▸ **Records excerpted from a collection**
<<<<

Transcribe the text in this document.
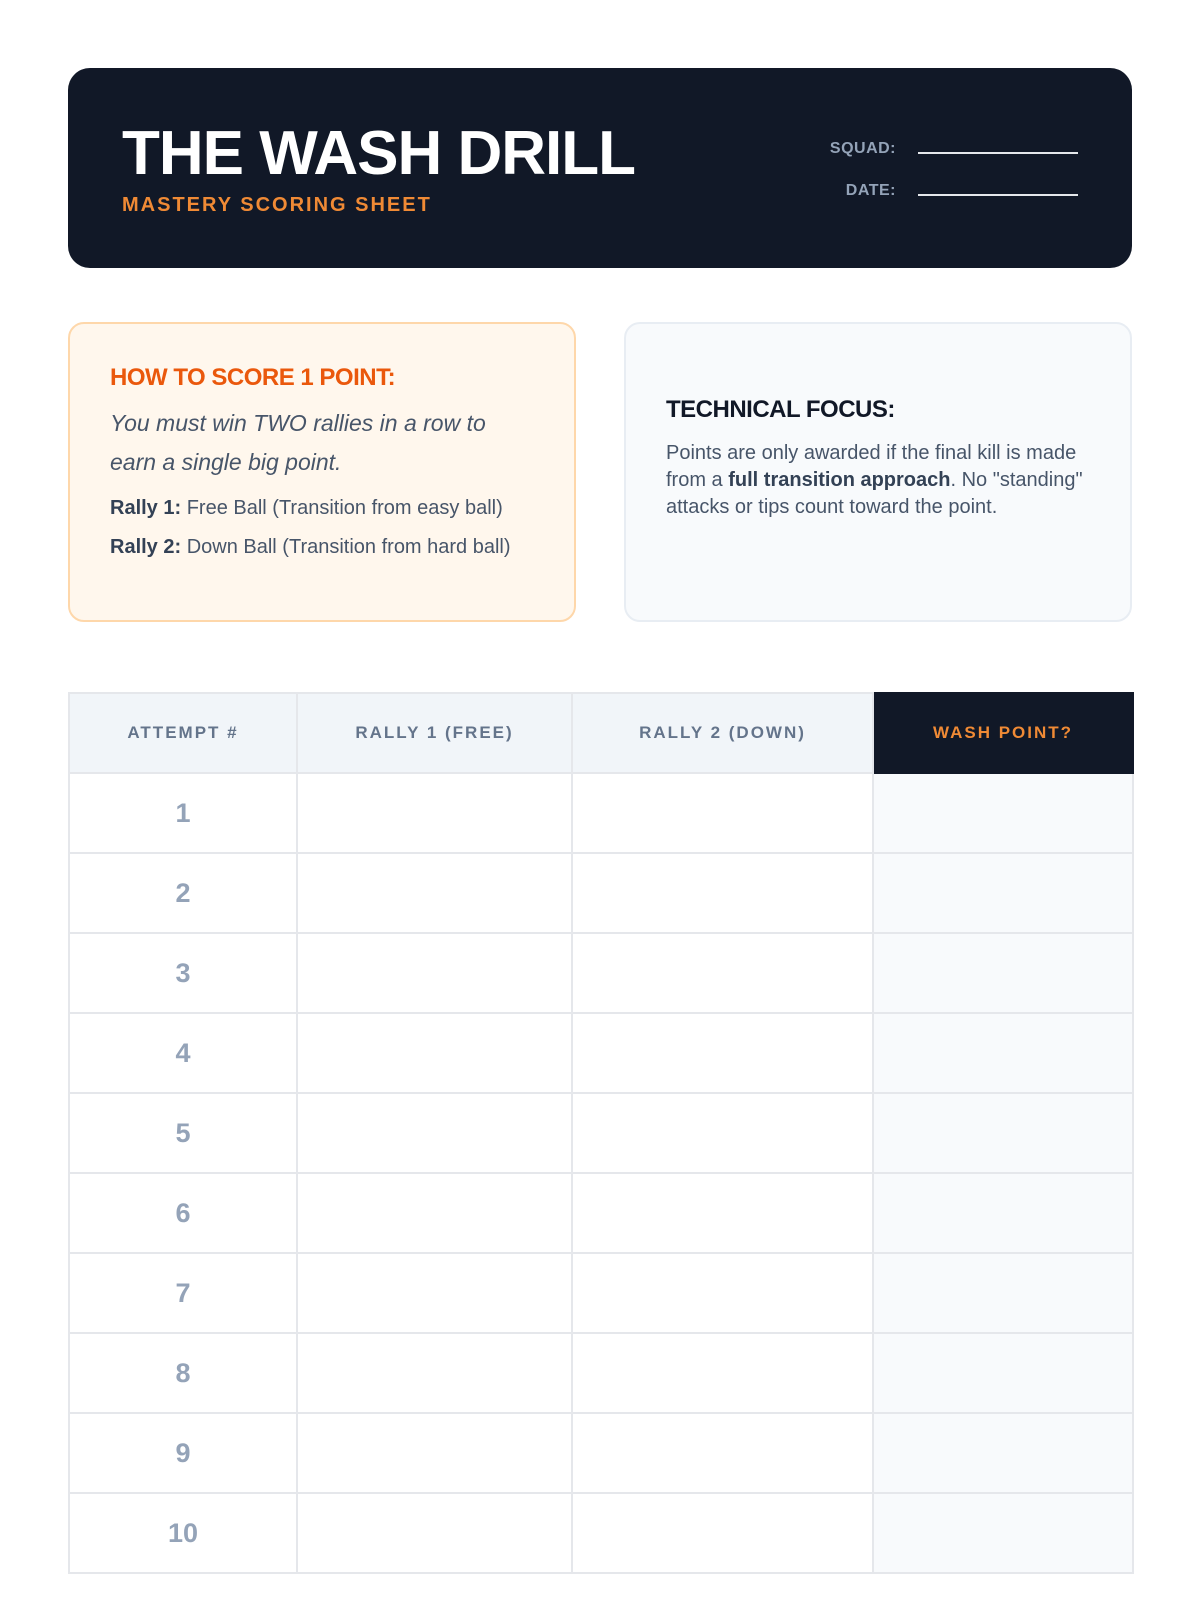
THE WASH DRILL
MASTERY SCORING SHEET
SQUAD:
DATE:
HOW TO SCORE 1 POINT:

You must win TWO rallies in a row to earn a single big point.

Rally 1: Free Ball (Transition from easy ball)

Rally 2: Down Ball (Transition from hard ball)

TECHNICAL FOCUS:

Points are only awarded if the final kill is made from a full transition approach. No "standing" attacks or tips count toward the point.

ATTEMPT #	RALLY 1 (FREE)	RALLY 2 (DOWN)	WASH POINT?
1			
2			
3			
4			
5			
6			
7			
8			
9			
10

>>>>

▸ **EXERCISE OBJECTIVE**
Give the entries again word for word, but skip the pictures.

▸ **SOLVED PROBLEM**
Transcribe the text in this document.
THE WASH DRILL
MASTERY SCORING SHEET
SQUAD:
DATE:
HOW TO SCORE 1 POINT:

You must win TWO rallies in a row to earn a single big point.

Rally 1: Free Ball (Transition from easy ball)

Rally 2: Down Ball (Transition from hard ball)

TECHNICAL FOCUS:

Points are only awarded if the final kill is made from a full transition approach. No "standing" attacks or tips count toward the point.

ATTEMPT #	RALLY 1 (FREE)	RALLY 2 (DOWN)	WASH POINT?
1			
2			
3			
4			
5			
6			
7			
8			
9			
10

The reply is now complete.